### Work to do
Output every entry exactly as written, but omit the pictures.

### Data to use

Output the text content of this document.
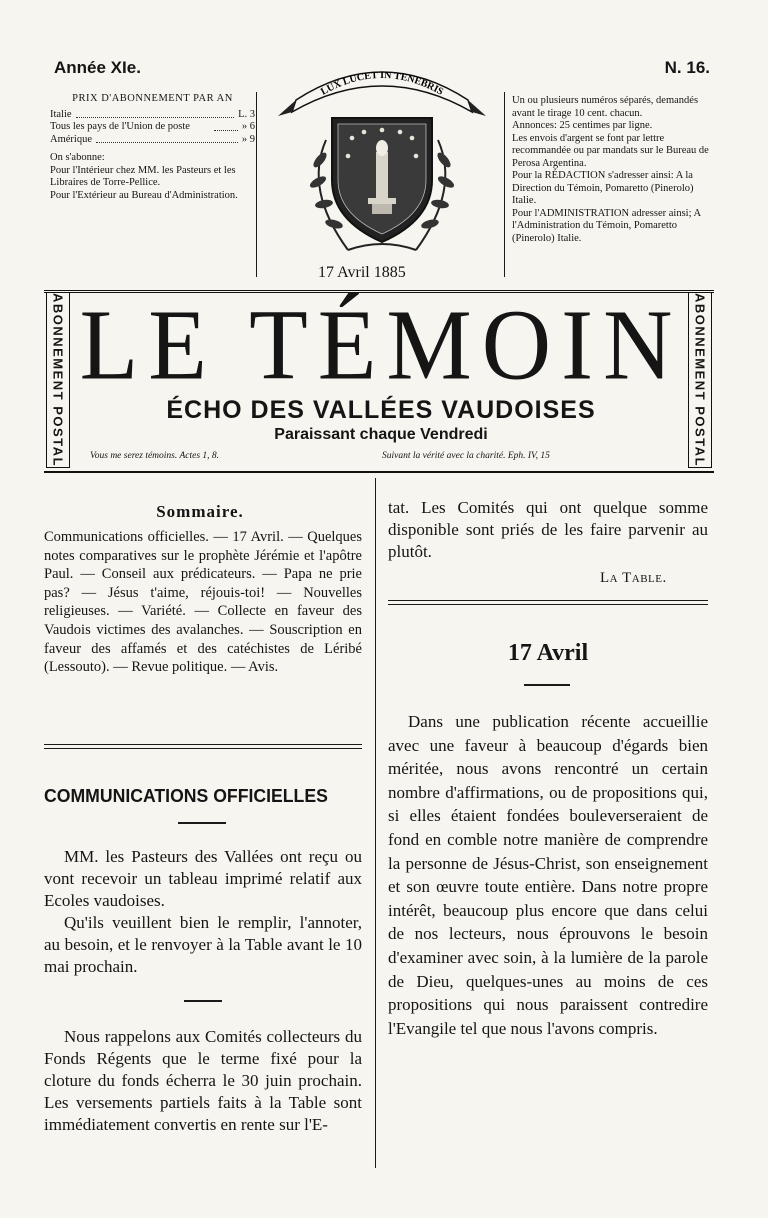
Année XIe.	N. 16.
PRIX D'ABONNEMENT PAR AN
Italie	L. 3
Tous les pays de l'Union de poste	» 6
Amérique	» 9
On s'abonne:
Pour l'Intérieur chez MM. les Pasteurs et les Libraires de Torre-Pellice.
Pour l'Extérieur au Bureau d'Administration.
LUX LUCET IN TENEBRIS
17 Avril 1885

Un ou plusieurs numéros séparés, demandés avant le tirage 10 cent. chacun.

Annonces: 25 centimes par ligne.

Les envois d'argent se font par lettre recommandée ou par mandats sur le Bureau de Perosa Argentina.

Pour la RÉDACTION s'adresser ainsi: A la Direction du Témoin, Pomaretto (Pinerolo) Italie.

Pour l'ADMINISTRATION adresser ainsi; A l'Administration du Témoin, Pomaretto (Pinerolo) Italie.

ABONNEMENT POSTAL	ABONNEMENT POSTAL
LE TÉMOIN
ÉCHO DES VALLÉES VAUDOISES
Paraissant chaque Vendredi
Vous me serez témoins. Actes 1, 8.	Suivant la vérité avec la charité. Eph. IV, 15
Sommaire.
Communications officielles. — 17 Avril. — Quelques notes comparatives sur le prophète Jérémie et l'apôtre Paul. — Conseil aux prédicateurs. — Papa ne prie pas? — Jésus t'aime, réjouis-toi! — Nouvelles religieuses. — Variété. — Collecte en faveur des Vaudois victimes des avalanches. — Souscription en faveur des affamés et des catéchistes de Léribé (Lessouto). — Revue politique. — Avis.
COMMUNICATIONS OFFICIELLES
MM. les Pasteurs des Vallées ont reçu ou vont recevoir un tableau imprimé relatif aux Ecoles vaudoises.
Qu'ils veuillent bien le remplir, l'annoter, au besoin, et le renvoyer à la Table avant le 10 mai prochain.
Nous rappelons aux Comités collecteurs du Fonds Régents que le terme fixé pour la cloture du fonds écherra le 30 juin prochain. Les versements partiels faits à la Table sont immédiatement convertis en rente sur l'E-
tat. Les Comités qui ont quelque somme disponible sont priés de les faire parvenir au plutôt.
La Table.
17 Avril
Dans une publication récente accueillie avec une faveur à beaucoup d'égards bien méritée, nous avons rencontré un certain nombre d'affirmations, ou de propositions qui, si elles étaient fondées bouleverseraient de fond en comble notre manière de comprendre la personne de Jésus-Christ, son enseignement et son œuvre toute entière. Dans notre propre intérêt, beaucoup plus encore que dans celui de nos lecteurs, nous éprouvons le besoin d'examiner avec soin, à la lumière de la parole de Dieu, quelques-unes au moins de ces propositions qui nous paraissent contredire l'Evangile tel que nous l'avons compris.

### Problem solution
Output the text content of this document.
Année XIe.	N. 16.
PRIX D'ABONNEMENT PAR AN
Italie	L. 3
Tous les pays de l'Union de poste	» 6
Amérique	» 9
On s'abonne:
Pour l'Intérieur chez MM. les Pasteurs et les Libraires de Torre-Pellice.
Pour l'Extérieur au Bureau d'Administration.
LUX LUCET IN TENEBRIS
17 Avril 1885

Un ou plusieurs numéros séparés, demandés avant le tirage 10 cent. chacun.

Annonces: 25 centimes par ligne.

Les envois d'argent se font par lettre recommandée ou par mandats sur le Bureau de Perosa Argentina.

Pour la RÉDACTION s'adresser ainsi: A la Direction du Témoin, Pomaretto (Pinerolo) Italie.

Pour l'ADMINISTRATION adresser ainsi; A l'Administration du Témoin, Pomaretto (Pinerolo) Italie.

ABONNEMENT POSTAL	ABONNEMENT POSTAL
LE TÉMOIN
ÉCHO DES VALLÉES VAUDOISES
Paraissant chaque Vendredi
Vous me serez témoins. Actes 1, 8.	Suivant la vérité avec la charité. Eph. IV, 15
Sommaire.
Communications officielles. — 17 Avril. — Quelques notes comparatives sur le prophète Jérémie et l'apôtre Paul. — Conseil aux prédicateurs. — Papa ne prie pas? — Jésus t'aime, réjouis-toi! — Nouvelles religieuses. — Variété. — Collecte en faveur des Vaudois victimes des avalanches. — Souscription en faveur des affamés et des catéchistes de Léribé (Lessouto). — Revue politique. — Avis.
COMMUNICATIONS OFFICIELLES
MM. les Pasteurs des Vallées ont reçu ou vont recevoir un tableau imprimé relatif aux Ecoles vaudoises.
Qu'ils veuillent bien le remplir, l'annoter, au besoin, et le renvoyer à la Table avant le 10 mai prochain.
Nous rappelons aux Comités collecteurs du Fonds Régents que le terme fixé pour la cloture du fonds écherra le 30 juin prochain. Les versements partiels faits à la Table sont immédiatement convertis en rente sur l'E-
tat. Les Comités qui ont quelque somme disponible sont priés de les faire parvenir au plutôt.
La Table.
17 Avril
Dans une publication récente accueillie avec une faveur à beaucoup d'égards bien méritée, nous avons rencontré un certain nombre d'affirmations, ou de propositions qui, si elles étaient fondées bouleverseraient de fond en comble notre manière de comprendre la personne de Jésus-Christ, son enseignement et son œuvre toute entière. Dans notre propre intérêt, beaucoup plus encore que dans celui de nos lecteurs, nous éprouvons le besoin d'examiner avec soin, à la lumière de la parole de Dieu, quelques-unes au moins de ces propositions qui nous paraissent contredire l'Evangile tel que nous l'avons compris.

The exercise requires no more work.